- _GOAL_: Collect the lines of the entries where "JSON" shows up.

-------------------------

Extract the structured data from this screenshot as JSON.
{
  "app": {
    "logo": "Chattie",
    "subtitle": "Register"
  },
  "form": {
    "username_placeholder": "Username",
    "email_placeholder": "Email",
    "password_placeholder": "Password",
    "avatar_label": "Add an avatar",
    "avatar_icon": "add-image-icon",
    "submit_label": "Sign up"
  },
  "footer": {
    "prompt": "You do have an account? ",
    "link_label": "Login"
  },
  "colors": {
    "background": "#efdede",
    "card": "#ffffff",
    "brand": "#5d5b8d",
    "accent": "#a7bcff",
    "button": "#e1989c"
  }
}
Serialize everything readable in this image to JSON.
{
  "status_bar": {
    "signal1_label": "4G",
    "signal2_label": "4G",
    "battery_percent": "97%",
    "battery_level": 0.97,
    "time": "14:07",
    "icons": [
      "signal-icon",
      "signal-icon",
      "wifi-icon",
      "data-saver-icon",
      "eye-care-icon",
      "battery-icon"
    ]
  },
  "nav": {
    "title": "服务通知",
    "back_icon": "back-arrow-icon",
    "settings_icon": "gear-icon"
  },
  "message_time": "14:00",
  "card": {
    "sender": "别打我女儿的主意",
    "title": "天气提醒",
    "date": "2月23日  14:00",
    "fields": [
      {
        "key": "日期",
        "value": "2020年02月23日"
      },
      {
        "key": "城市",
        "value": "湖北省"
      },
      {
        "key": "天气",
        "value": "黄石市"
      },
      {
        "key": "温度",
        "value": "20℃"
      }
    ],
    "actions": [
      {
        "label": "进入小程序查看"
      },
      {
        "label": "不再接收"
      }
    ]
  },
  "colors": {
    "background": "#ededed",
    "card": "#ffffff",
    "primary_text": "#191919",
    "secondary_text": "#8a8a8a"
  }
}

-------------------------

- _ANSWER_:
Extract the structured data from this screenshot as JSON.
Serialize everything readable in this image to JSON.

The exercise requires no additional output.